**Exercise directions**
Look for "used" in each line of the entries, and return the matching lines.

[START]

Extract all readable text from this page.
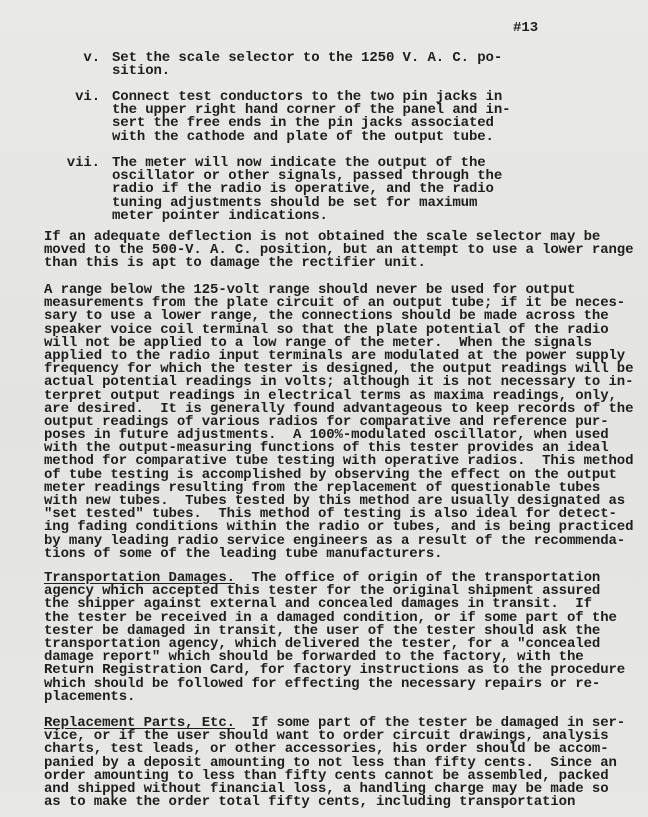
#13
v. Set the scale selector to the 1250 V. A. C. po-
sition.
vi. Connect test conductors to the two pin jacks in
the upper right hand corner of the panel and in-
sert the free ends in the pin jacks associated
with the cathode and plate of the output tube.
vii. The meter will now indicate the output of the
oscillator or other signals, passed through the
radio if the radio is operative, and the radio
tuning adjustments should be set for maximum
meter pointer indications.
If an adequate deflection is not obtained the scale selector may be
moved to the 500-V. A. C. position, but an attempt to use a lower range
than this is apt to damage the rectifier unit.
A range below the 125-volt range should never be used for output
measurements from the plate circuit of an output tube; if it be neces-
sary to use a lower range, the connections should be made across the
speaker voice coil terminal so that the plate potential of the radio
will not be applied to a low range of the meter.  When the signals
applied to the radio input terminals are modulated at the power supply
frequency for which the tester is designed, the output readings will be
actual potential readings in volts; although it is not necessary to in-
terpret output readings in electrical terms as maxima readings, only,
are desired.  It is generally found advantageous to keep records of the
output readings of various radios for comparative and reference pur-
poses in future adjustments.  A 100%-modulated oscillator, when used
with the output-measuring functions of this tester provides an ideal
method for comparative tube testing with operative radios.  This method
of tube testing is accomplished by observing the effect on the output
meter readings resulting from the replacement of questionable tubes
with new tubes.  Tubes tested by this method are usually designated as
"set tested" tubes.  This method of testing is also ideal for detect-
ing fading conditions within the radio or tubes, and is being practiced
by many leading radio service engineers as a result of the recommenda-
tions of some of the leading tube manufacturers.
Transportation Damages.  The office of origin of the transportation
agency which accepted this tester for the original shipment assured
the shipper against external and concealed damages in transit.  If
the tester be received in a damaged condition, or if some part of the
tester be damaged in transit, the user of the tester should ask the
transportation agency, which delivered the tester, for a "concealed
damage report" which should be forwarded to the factory, with the
Return Registration Card, for factory instructions as to the procedure
which should be followed for effecting the necessary repairs or re-
placements.
Replacement Parts, Etc.  If some part of the tester be damaged in ser-
vice, or if the user should want to order circuit drawings, analysis
charts, test leads, or other accessories, his order should be accom-
panied by a deposit amounting to not less than fifty cents.  Since an
order amounting to less than fifty cents cannot be assembled, packed
and shipped without financial loss, a handling charge may be made so
as to make the order total fifty cents, including transportation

[END]

**Solution to this exercise**
A range below the 125-volt range should never be used for output
poses in future adjustments.  A 100%-modulated oscillator, when used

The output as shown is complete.